Material for this exercise:
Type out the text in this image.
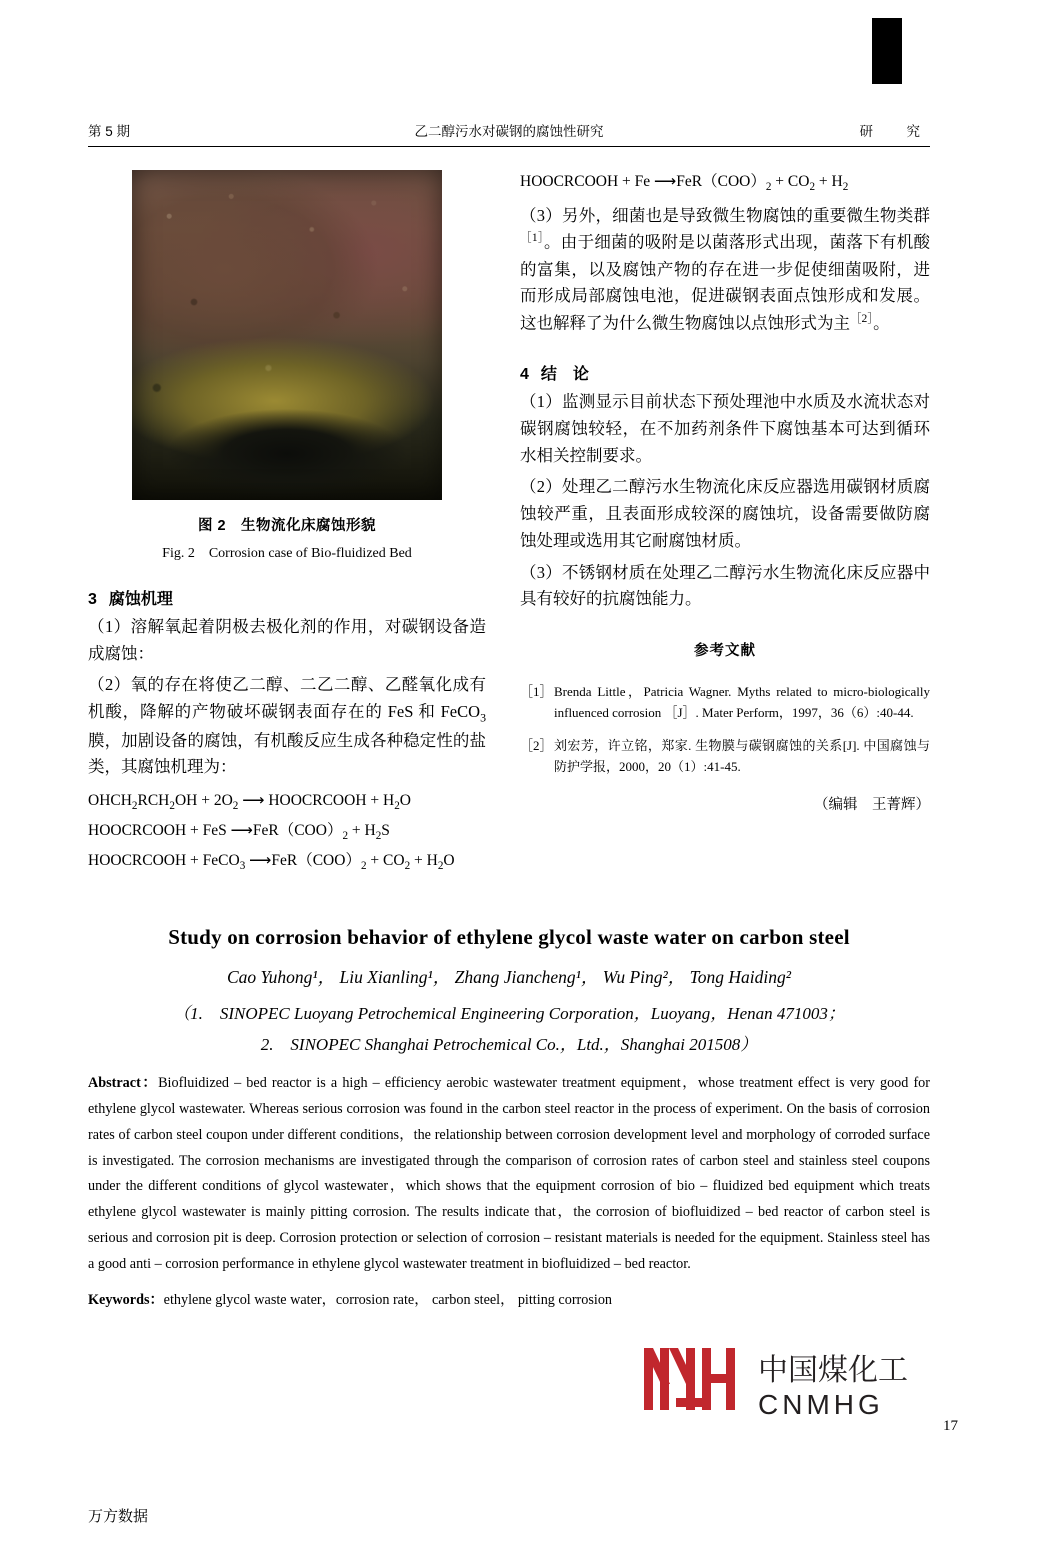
第 5 期	乙二醇污水对碳钢的腐蚀性研究	研　究
图 2　生物流化床腐蚀形貌
Fig. 2　Corrosion case of Bio-fluidized Bed
3 腐蚀机理
（1）溶解氧起着阴极去极化剂的作用，对碳钢设备造成腐蚀：
（2）氧的存在将使乙二醇、二乙二醇、乙醛氧化成有机酸，降解的产物破坏碳钢表面存在的 FeS 和 FeCO$_3$ 膜，加剧设备的腐蚀，有机酸反应生成各种稳定性的盐类，其腐蚀机理为：
$OHCH_2RCH_2OH + 2O_2$ ⟶ HOOCRCOOH + $H_2O$
HOOCRCOOH + FeS $⟶FeR(COO)_2 + H_2S$
HOOCRCOOH + FeCO$_3$ $⟶FeR(COO)_2 + CO_2 + H_2O$
HOOCRCOOH + Fe $⟶FeR(COO)_2 + CO_2 + H_2$
（3）另外，细菌也是导致微生物腐蚀的重要微生物类群$^{[1]}$。由于细菌的吸附是以菌落形式出现，菌落下有机酸的富集，以及腐蚀产物的存在进一步促使细菌吸附，进而形成局部腐蚀电池，促进碳钢表面点蚀形成和发展。这也解释了为什么微生物腐蚀以点蚀形式为主$^{[2]}$。
4 结　论
（1）监测显示目前状态下预处理池中水质及水流状态对碳钢腐蚀较轻，在不加药剂条件下腐蚀基本可达到循环水相关控制要求。
（2）处理乙二醇污水生物流化床反应器选用碳钢材质腐蚀较严重，且表面形成较深的腐蚀坑，设备需要做防腐蚀处理或选用其它耐腐蚀材质。
（3）不锈钢材质在处理乙二醇污水生物流化床反应器中具有较好的抗腐蚀能力。
参考文献
［1］ Brenda Little，Patricia Wagner. Myths related to micro-biologically influenced corrosion ［J］. Mater Perform，1997，36（6）:40-44.
［2］ 刘宏芳，许立铭，郑家. 生物膜与碳钢腐蚀的关系[J]. 中国腐蚀与防护学报，2000，20（1）:41-45.
（编辑　王菁辉）
Study on corrosion behavior of ethylene glycol waste water on carbon steel
Cao Yuhong¹， Liu Xianling¹， Zhang Jiancheng¹， Wu Ping²， Tong Haiding²
（1.　SINOPEC Luoyang Petrochemical Engineering Corporation，Luoyang，Henan 471003；
2.　SINOPEC Shanghai Petrochemical Co.，Ltd.，Shanghai 201508）
Abstract：Biofluidized – bed reactor is a high – efficiency aerobic wastewater treatment equipment，whose treatment effect is very good for ethylene glycol wastewater. Whereas serious corrosion was found in the carbon steel reactor in the process of experiment. On the basis of corrosion rates of carbon steel coupon under different conditions，the relationship between corrosion development level and morphology of corroded surface is investigated. The corrosion mechanisms are investigated through the comparison of corrosion rates of carbon steel and stainless steel coupons under the different conditions of glycol wastewater，which shows that the equipment corrosion of bio – fluidized bed equipment which treats ethylene glycol wastewater is mainly pitting corrosion. The results indicate that，the corrosion of biofluidized – bed reactor of carbon steel is serious and corrosion pit is deep. Corrosion protection or selection of corrosion – resistant materials is needed for the equipment. Stainless steel has a good anti – corrosion performance in ethylene glycol wastewater treatment in biofluidized – bed reactor.
Keywords：ethylene glycol waste water，corrosion rate， carbon steel， pitting corrosion
中国煤化工
CNMHG
17
万方数据
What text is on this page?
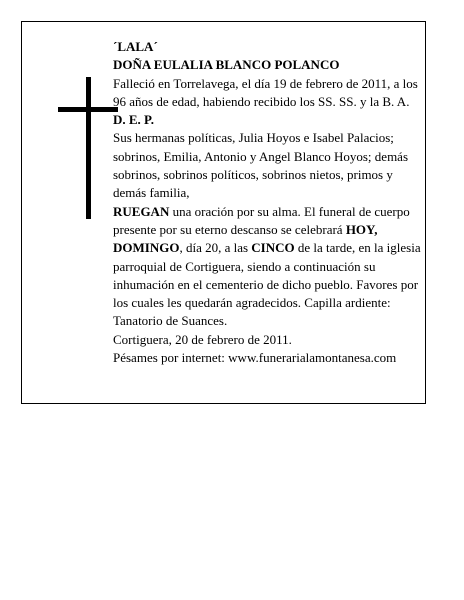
´LALA´

DOÑA EULALIA BLANCO POLANCO

Falleció en Torrelavega, el día 19 de febrero de 2011, a los 96 años de edad, habiendo recibido los SS. SS. y la B. A.

D. E. P.

Sus hermanas políticas, Julia Hoyos e Isabel Palacios; sobrinos, Emilia, Antonio y Angel Blanco Hoyos; demás sobrinos, sobrinos políticos, sobrinos nietos, primos y demás familia,

RUEGAN una oración por su alma. El funeral de cuerpo presente por su eterno descanso se celebrará HOY, DOMINGO, día 20, a las CINCO de la tarde, en la iglesia parroquial de Cortiguera, siendo a continuación su inhumación en el cementerio de dicho pueblo. Favores por los cuales les quedarán agradecidos. Capilla ardiente: Tanatorio de Suances.

Cortiguera, 20 de febrero de 2011.

Pésames por internet: www.funerarialamontanesa.com
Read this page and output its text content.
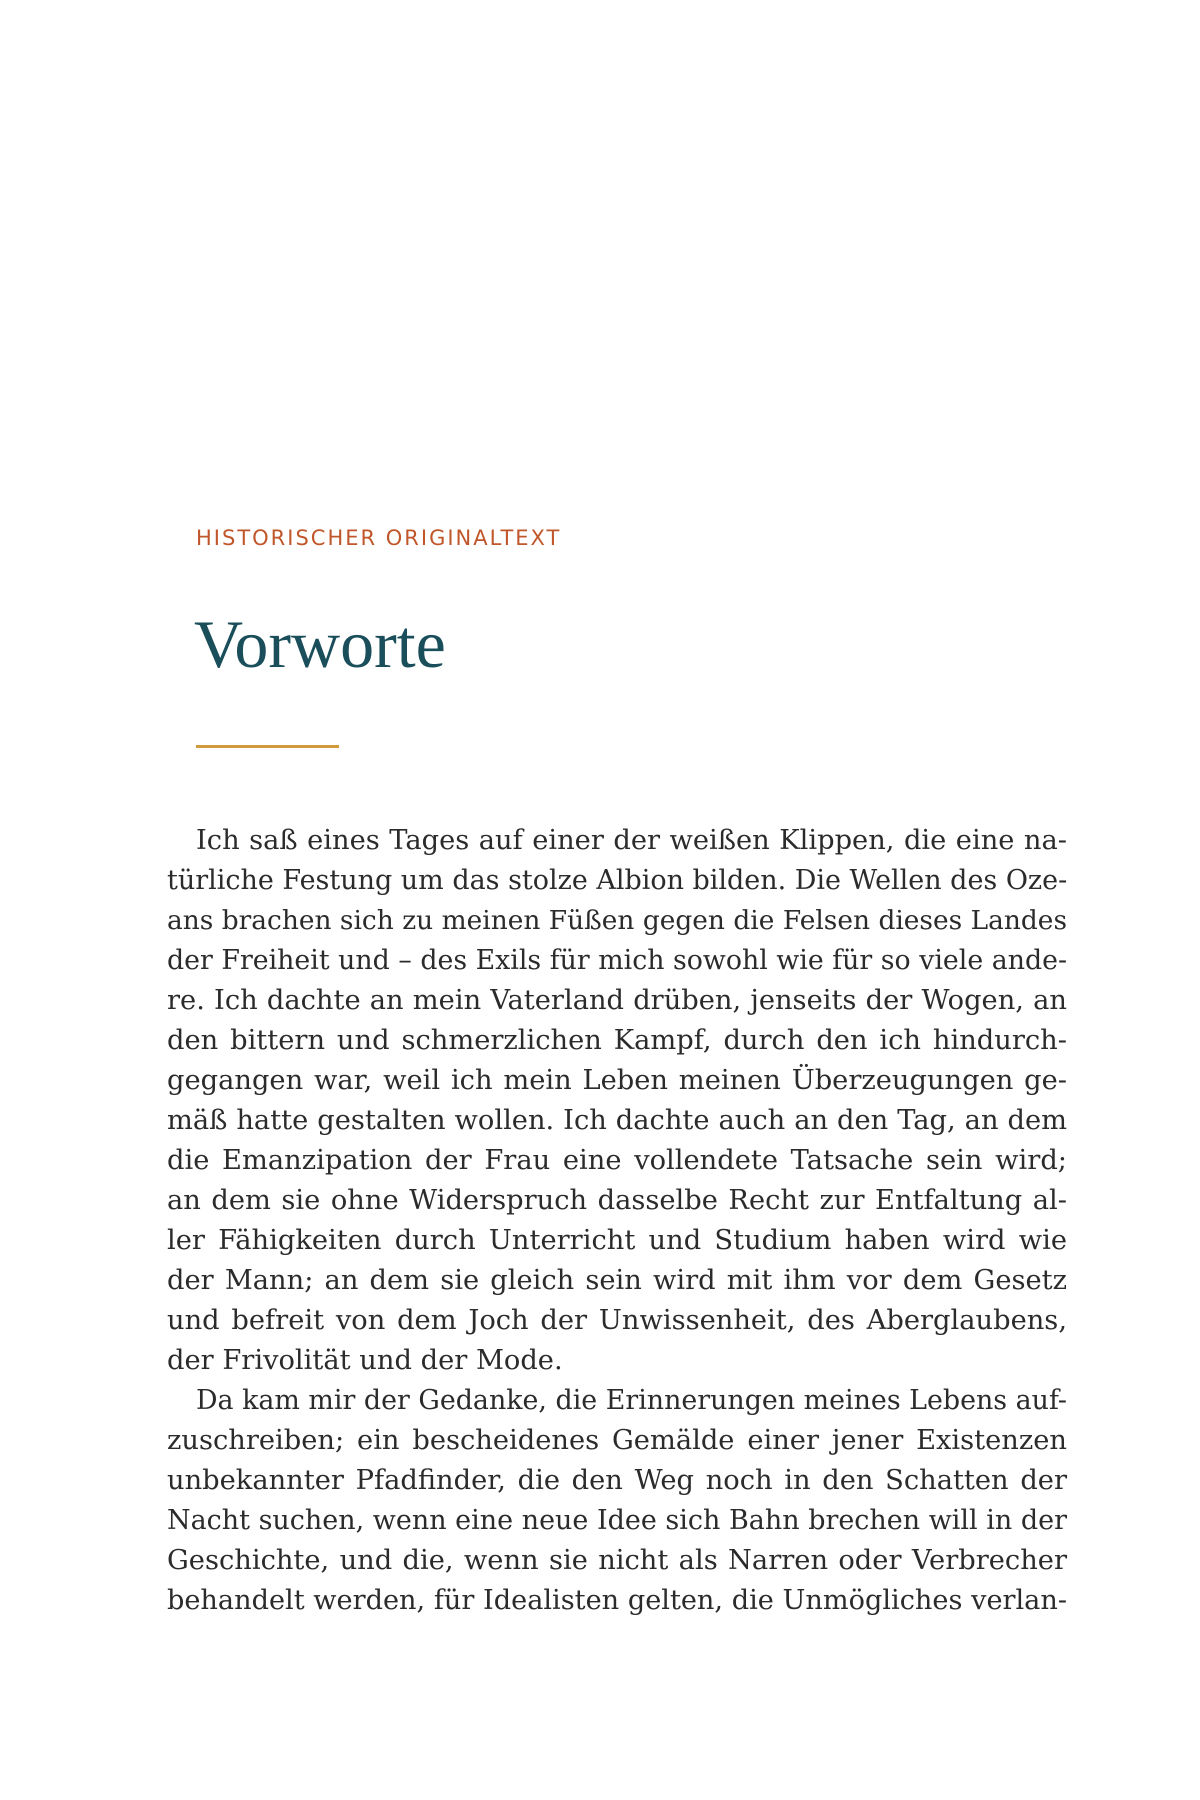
HISTORISCHER ORIGINALTEXT
Vorworte
Ich saß eines Tages auf einer der weißen Klippen, die eine na-
türliche Festung um das stolze Albion bilden. Die Wellen des Oze-
ans brachen sich zu meinen Füßen gegen die Felsen dieses Landes
der Freiheit und – des Exils für mich sowohl wie für so viele ande-
re. Ich dachte an mein Vaterland drüben, jenseits der Wogen, an
den bittern und schmerzlichen Kampf, durch den ich hindurch-
gegangen war, weil ich mein Leben meinen Überzeugungen ge-
mäß hatte gestalten wollen. Ich dachte auch an den Tag, an dem
die Emanzipation der Frau eine vollendete Tatsache sein wird;
an dem sie ohne Widerspruch dasselbe Recht zur Entfaltung al-
ler Fähigkeiten durch Unterricht und Studium haben wird wie
der Mann; an dem sie gleich sein wird mit ihm vor dem Gesetz
und befreit von dem Joch der Unwissenheit, des Aberglaubens,
der Frivolität und der Mode.
Da kam mir der Gedanke, die Erinnerungen meines Lebens auf-
zuschreiben; ein bescheidenes Gemälde einer jener Existenzen
unbekannter Pfadfinder, die den Weg noch in den Schatten der
Nacht suchen, wenn eine neue Idee sich Bahn brechen will in der
Geschichte, und die, wenn sie nicht als Narren oder Verbrecher
behandelt werden, für Idealisten gelten, die Unmögliches verlan-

Prompt:
Retype all entries exactly as they appear, dropping the images.

Answer:
Type out the text in this image.
第 5 期	乙二醇污水对碳钢的腐蚀性研究	研　究
图 2　生物流化床腐蚀形貌
Fig. 2　Corrosion case of Bio-fluidized Bed
3 腐蚀机理
（1）溶解氧起着阴极去极化剂的作用，对碳钢设备造成腐蚀：
（2）氧的存在将使乙二醇、二乙二醇、乙醛氧化成有机酸，降解的产物破坏碳钢表面存在的 FeS 和 FeCO$_3$ 膜，加剧设备的腐蚀，有机酸反应生成各种稳定性的盐类，其腐蚀机理为：
$OHCH_2RCH_2OH + 2O_2$ ⟶ HOOCRCOOH + $H_2O$
HOOCRCOOH + FeS $⟶FeR(COO)_2 + H_2S$
HOOCRCOOH + FeCO$_3$ $⟶FeR(COO)_2 + CO_2 + H_2O$
HOOCRCOOH + Fe $⟶FeR(COO)_2 + CO_2 + H_2$
（3）另外，细菌也是导致微生物腐蚀的重要微生物类群$^{[1]}$。由于细菌的吸附是以菌落形式出现，菌落下有机酸的富集，以及腐蚀产物的存在进一步促使细菌吸附，进而形成局部腐蚀电池，促进碳钢表面点蚀形成和发展。这也解释了为什么微生物腐蚀以点蚀形式为主$^{[2]}$。
4 结　论
（1）监测显示目前状态下预处理池中水质及水流状态对碳钢腐蚀较轻，在不加药剂条件下腐蚀基本可达到循环水相关控制要求。
（2）处理乙二醇污水生物流化床反应器选用碳钢材质腐蚀较严重，且表面形成较深的腐蚀坑，设备需要做防腐蚀处理或选用其它耐腐蚀材质。
（3）不锈钢材质在处理乙二醇污水生物流化床反应器中具有较好的抗腐蚀能力。
参考文献
［1］ Brenda Little，Patricia Wagner. Myths related to micro-biologically influenced corrosion ［J］. Mater Perform，1997，36（6）:40-44.
［2］ 刘宏芳，许立铭，郑家. 生物膜与碳钢腐蚀的关系[J]. 中国腐蚀与防护学报，2000，20（1）:41-45.
（编辑　王菁辉）
Study on corrosion behavior of ethylene glycol waste water on carbon steel
Cao Yuhong¹， Liu Xianling¹， Zhang Jiancheng¹， Wu Ping²， Tong Haiding²
（1.　SINOPEC Luoyang Petrochemical Engineering Corporation，Luoyang，Henan 471003；
2.　SINOPEC Shanghai Petrochemical Co.，Ltd.，Shanghai 201508）
Abstract：Biofluidized – bed reactor is a high – efficiency aerobic wastewater treatment equipment，whose treatment effect is very good for ethylene glycol wastewater. Whereas serious corrosion was found in the carbon steel reactor in the process of experiment. On the basis of corrosion rates of carbon steel coupon under different conditions，the relationship between corrosion development level and morphology of corroded surface is investigated. The corrosion mechanisms are investigated through the comparison of corrosion rates of carbon steel and stainless steel coupons under the different conditions of glycol wastewater，which shows that the equipment corrosion of bio – fluidized bed equipment which treats ethylene glycol wastewater is mainly pitting corrosion. The results indicate that，the corrosion of biofluidized – bed reactor of carbon steel is serious and corrosion pit is deep. Corrosion protection or selection of corrosion – resistant materials is needed for the equipment. Stainless steel has a good anti – corrosion performance in ethylene glycol wastewater treatment in biofluidized – bed reactor.
Keywords：ethylene glycol waste water，corrosion rate， carbon steel， pitting corrosion
中国煤化工
CNMHG
17
万方数据
What text is on this page?
´LALA´

DOÑA EULALIA BLANCO POLANCO

Falleció en Torrelavega, el día 19 de febrero de 2011, a los 96 años de edad, habiendo recibido los SS. SS. y la B. A.

D. E. P.

Sus hermanas políticas, Julia Hoyos e Isabel Palacios; sobrinos, Emilia, Antonio y Angel Blanco Hoyos; demás sobrinos, sobrinos políticos, sobrinos nietos, primos y demás familia,

RUEGAN una oración por su alma. El funeral de cuerpo presente por su eterno descanso se celebrará HOY, DOMINGO, día 20, a las CINCO de la tarde, en la iglesia parroquial de Cortiguera, siendo a continuación su inhumación en el cementerio de dicho pueblo. Favores por los cuales les quedarán agradecidos. Capilla ardiente: Tanatorio de Suances.

Cortiguera, 20 de febrero de 2011.

Pésames por internet: www.funerarialamontanesa.com
Read this page and output its text content.
HISTORISCHER ORIGINALTEXT
Vorworte
Ich saß eines Tages auf einer der weißen Klippen, die eine na-
türliche Festung um das stolze Albion bilden. Die Wellen des Oze-
ans brachen sich zu meinen Füßen gegen die Felsen dieses Landes
der Freiheit und – des Exils für mich sowohl wie für so viele ande-
re. Ich dachte an mein Vaterland drüben, jenseits der Wogen, an
den bittern und schmerzlichen Kampf, durch den ich hindurch-
gegangen war, weil ich mein Leben meinen Überzeugungen ge-
mäß hatte gestalten wollen. Ich dachte auch an den Tag, an dem
die Emanzipation der Frau eine vollendete Tatsache sein wird;
an dem sie ohne Widerspruch dasselbe Recht zur Entfaltung al-
ler Fähigkeiten durch Unterricht und Studium haben wird wie
der Mann; an dem sie gleich sein wird mit ihm vor dem Gesetz
und befreit von dem Joch der Unwissenheit, des Aberglaubens,
der Frivolität und der Mode.
Da kam mir der Gedanke, die Erinnerungen meines Lebens auf-
zuschreiben; ein bescheidenes Gemälde einer jener Existenzen
unbekannter Pfadfinder, die den Weg noch in den Schatten der
Nacht suchen, wenn eine neue Idee sich Bahn brechen will in der
Geschichte, und die, wenn sie nicht als Narren oder Verbrecher
behandelt werden, für Idealisten gelten, die Unmögliches verlan-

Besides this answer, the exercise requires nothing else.